» **WHAT TO DO**:
Copy all of the material exactly. Pictures are not to appear in the copy.

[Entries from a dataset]
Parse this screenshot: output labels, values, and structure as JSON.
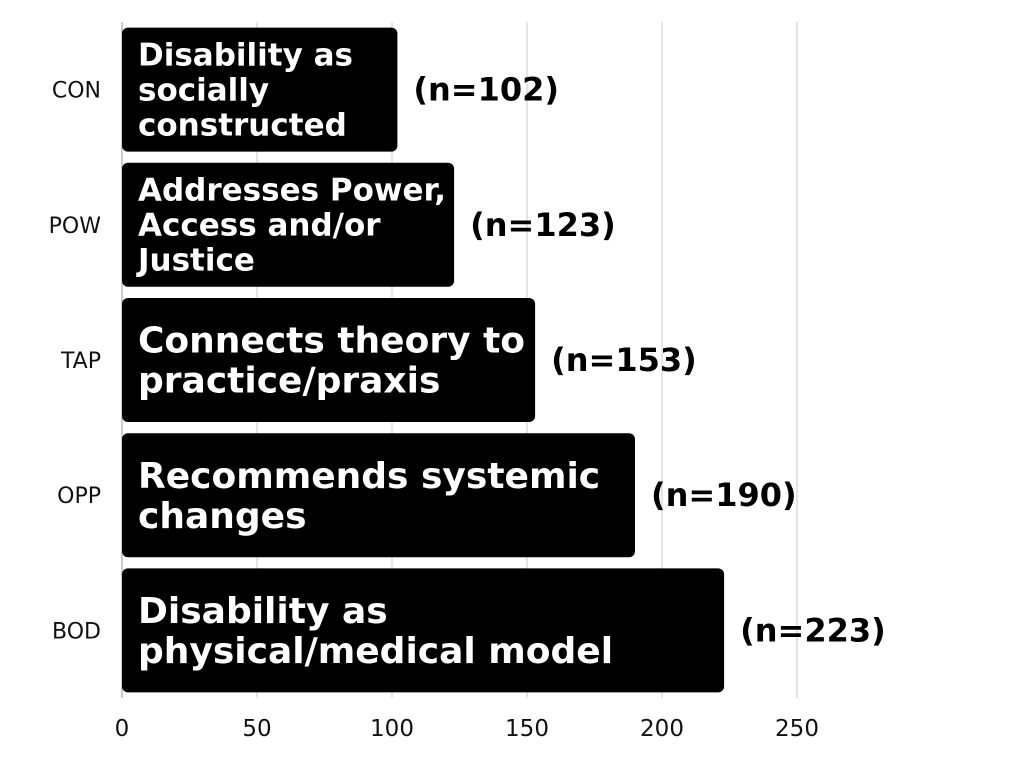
{
  "chart_data": {
    "type": "bar",
    "orientation": "horizontal",
    "categories": [
      "CON",
      "POW",
      "TAP",
      "OPP",
      "BOD"
    ],
    "values": [
      102,
      123,
      153,
      190,
      223
    ],
    "bar_labels": [
      [
        "Disability as",
        "socially",
        "constructed"
      ],
      [
        "Addresses Power,",
        "Access and/or",
        "Justice"
      ],
      [
        "Connects theory to",
        "practice/praxis"
      ],
      [
        "Recommends systemic",
        "changes"
      ],
      [
        "Disability as",
        "physical/medical model"
      ]
    ],
    "count_labels": [
      "(n=102)",
      "(n=123)",
      "(n=153)",
      "(n=190)",
      "(n=223)"
    ],
    "xticks": [
      "0",
      "50",
      "100",
      "150",
      "200",
      "250"
    ],
    "xtick_values": [
      0,
      50,
      100,
      150,
      200,
      250
    ],
    "xlim": [
      0,
      250
    ],
    "grid": "vertical",
    "bar_color": "#000000",
    "title": "",
    "xlabel": "",
    "ylabel": ""
  }
}
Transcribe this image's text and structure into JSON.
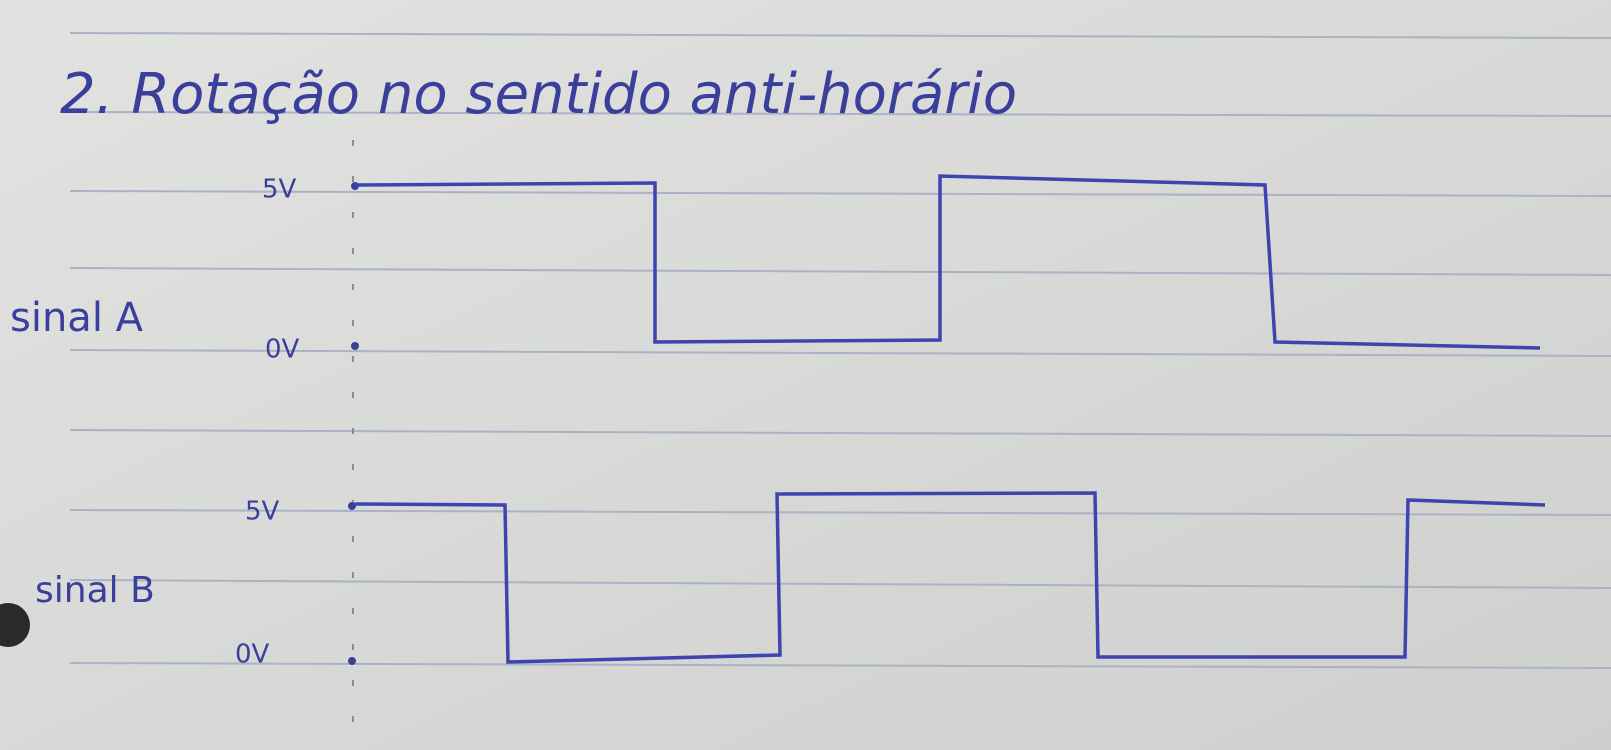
{
  "title": "2. Rotação no sentido anti-horário",
  "signals": [
    {
      "label": "sinal A",
      "high": "5V",
      "low": "0V"
    },
    {
      "label": "sinal B",
      "high": "5V",
      "low": "0V"
    }
  ]
}
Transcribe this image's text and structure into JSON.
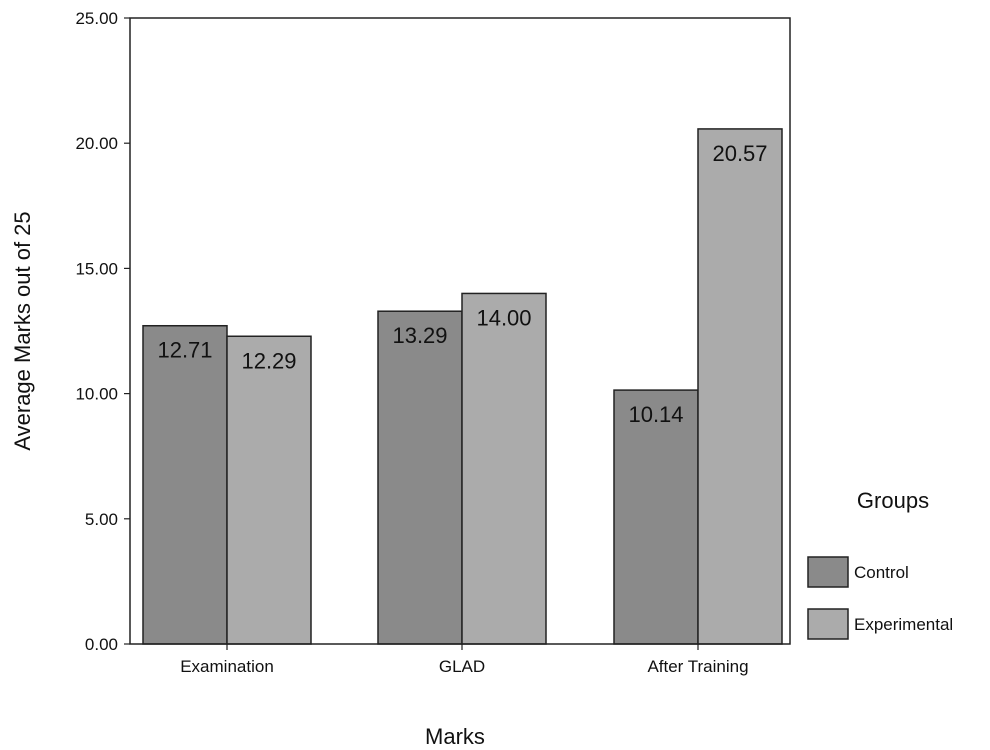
{
  "chart_data": {
    "type": "bar",
    "categories": [
      "Examination",
      "GLAD",
      "After Training"
    ],
    "series": [
      {
        "name": "Control",
        "values": [
          12.71,
          13.29,
          10.14
        ],
        "color": "#8a8a8a"
      },
      {
        "name": "Experimental",
        "values": [
          12.29,
          14.0,
          20.57
        ],
        "color": "#ababab"
      }
    ],
    "data_labels": [
      [
        "12.71",
        "13.29",
        "10.14"
      ],
      [
        "12.29",
        "14.00",
        "20.57"
      ]
    ],
    "title": "",
    "xlabel": "Marks",
    "ylabel": "Average Marks out of 25",
    "ylim": [
      0,
      25
    ],
    "yticks": [
      "0.00",
      "5.00",
      "10.00",
      "15.00",
      "20.00",
      "25.00"
    ],
    "ytick_values": [
      0,
      5,
      10,
      15,
      20,
      25
    ],
    "grid": false,
    "legend": {
      "title": "Groups",
      "placement": "right",
      "entries": [
        "Control",
        "Experimental"
      ]
    }
  }
}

» **REPLY TO THE TASK**:
Parse this screenshot: output labels, values, and structure as JSON.
{
  "chart_data": {
    "type": "bar",
    "orientation": "horizontal",
    "categories": [
      "CON",
      "POW",
      "TAP",
      "OPP",
      "BOD"
    ],
    "values": [
      102,
      123,
      153,
      190,
      223
    ],
    "bar_labels": [
      [
        "Disability as",
        "socially",
        "constructed"
      ],
      [
        "Addresses Power,",
        "Access and/or",
        "Justice"
      ],
      [
        "Connects theory to",
        "practice/praxis"
      ],
      [
        "Recommends systemic",
        "changes"
      ],
      [
        "Disability as",
        "physical/medical model"
      ]
    ],
    "count_labels": [
      "(n=102)",
      "(n=123)",
      "(n=153)",
      "(n=190)",
      "(n=223)"
    ],
    "xticks": [
      "0",
      "50",
      "100",
      "150",
      "200",
      "250"
    ],
    "xtick_values": [
      0,
      50,
      100,
      150,
      200,
      250
    ],
    "xlim": [
      0,
      250
    ],
    "grid": "vertical",
    "bar_color": "#000000",
    "title": "",
    "xlabel": "",
    "ylabel": ""
  }
}
Transcribe this image's text and structure into JSON.
{
  "title": "2. Rotação no sentido anti-horário",
  "signals": [
    {
      "label": "sinal A",
      "high": "5V",
      "low": "0V"
    },
    {
      "label": "sinal B",
      "high": "5V",
      "low": "0V"
    }
  ]
}
Transcribe this image's text and structure into JSON.
{
  "chart_data": {
    "type": "bar",
    "categories": [
      "Examination",
      "GLAD",
      "After Training"
    ],
    "series": [
      {
        "name": "Control",
        "values": [
          12.71,
          13.29,
          10.14
        ],
        "color": "#8a8a8a"
      },
      {
        "name": "Experimental",
        "values": [
          12.29,
          14.0,
          20.57
        ],
        "color": "#ababab"
      }
    ],
    "data_labels": [
      [
        "12.71",
        "13.29",
        "10.14"
      ],
      [
        "12.29",
        "14.00",
        "20.57"
      ]
    ],
    "title": "",
    "xlabel": "Marks",
    "ylabel": "Average Marks out of 25",
    "ylim": [
      0,
      25
    ],
    "yticks": [
      "0.00",
      "5.00",
      "10.00",
      "15.00",
      "20.00",
      "25.00"
    ],
    "ytick_values": [
      0,
      5,
      10,
      15,
      20,
      25
    ],
    "grid": false,
    "legend": {
      "title": "Groups",
      "placement": "right",
      "entries": [
        "Control",
        "Experimental"
      ]
    }
  }
}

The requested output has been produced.